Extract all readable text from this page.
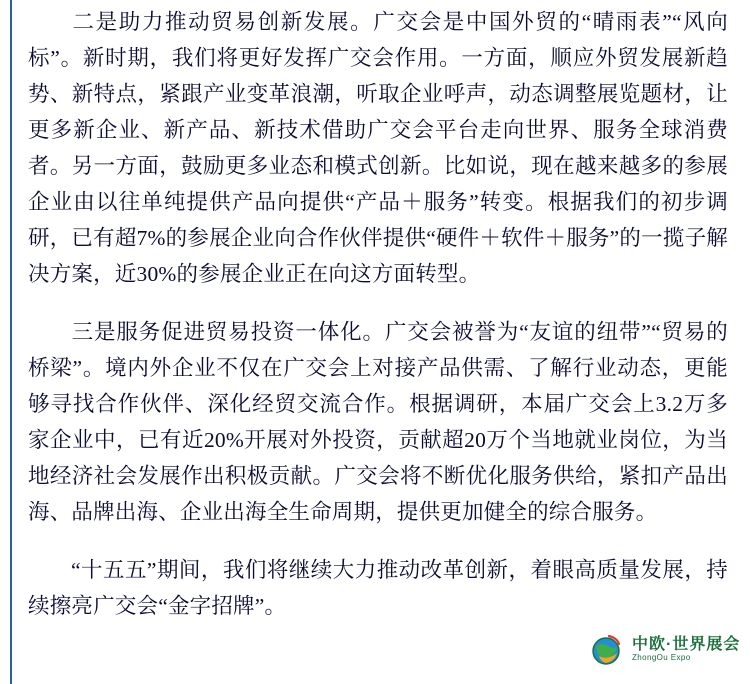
二是助力推动贸易创新发展。广交会是中国外贸的“晴雨表”“风向标”。新时期，我们将更好发挥广交会作用。一方面，顺应外贸发展新趋势、新特点，紧跟产业变革浪潮，听取企业呼声，动态调整展览题材，让更多新企业、新产品、新技术借助广交会平台走向世界、服务全球消费者。另一方面，鼓励更多业态和模式创新。比如说，现在越来越多的参展企业由以往单纯提供产品向提供“产品＋服务”转变。根据我们的初步调研，已有超7%的参展企业向合作伙伴提供“硬件＋软件＋服务”的一揽子解决方案，近30%的参展企业正在向这方面转型。

三是服务促进贸易投资一体化。广交会被誉为“友谊的纽带”“贸易的桥梁”。境内外企业不仅在广交会上对接产品供需、了解行业动态，更能够寻找合作伙伴、深化经贸交流合作。根据调研，本届广交会上3.2万多家企业中，已有近20%开展对外投资，贡献超20万个当地就业岗位，为当地经济社会发展作出积极贡献。广交会将不断优化服务供给，紧扣产品出海、品牌出海、企业出海全生命周期，提供更加健全的综合服务。

“十五五”期间，我们将继续大力推动改革创新，着眼高质量发展，持续擦亮广交会“金字招牌”。

中欧·世界展会
ZhongOu Expo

• • • • • • •

## To do:
Write out each line again precisely as it appears, skipping every picture.

## Answer to the exercise:
Extract all readable text from this page.
二是助力推动贸易创新发展。广交会是中国外贸的“晴雨表”“风向标”。新时期，我们将更好发挥广交会作用。一方面，顺应外贸发展新趋势、新特点，紧跟产业变革浪潮，听取企业呼声，动态调整展览题材，让更多新企业、新产品、新技术借助广交会平台走向世界、服务全球消费者。另一方面，鼓励更多业态和模式创新。比如说，现在越来越多的参展企业由以往单纯提供产品向提供“产品＋服务”转变。根据我们的初步调研，已有超7%的参展企业向合作伙伴提供“硬件＋软件＋服务”的一揽子解决方案，近30%的参展企业正在向这方面转型。

三是服务促进贸易投资一体化。广交会被誉为“友谊的纽带”“贸易的桥梁”。境内外企业不仅在广交会上对接产品供需、了解行业动态，更能够寻找合作伙伴、深化经贸交流合作。根据调研，本届广交会上3.2万多家企业中，已有近20%开展对外投资，贡献超20万个当地就业岗位，为当地经济社会发展作出积极贡献。广交会将不断优化服务供给，紧扣产品出海、品牌出海、企业出海全生命周期，提供更加健全的综合服务。

“十五五”期间，我们将继续大力推动改革创新，着眼高质量发展，持续擦亮广交会“金字招牌”。

中欧·世界展会
ZhongOu Expo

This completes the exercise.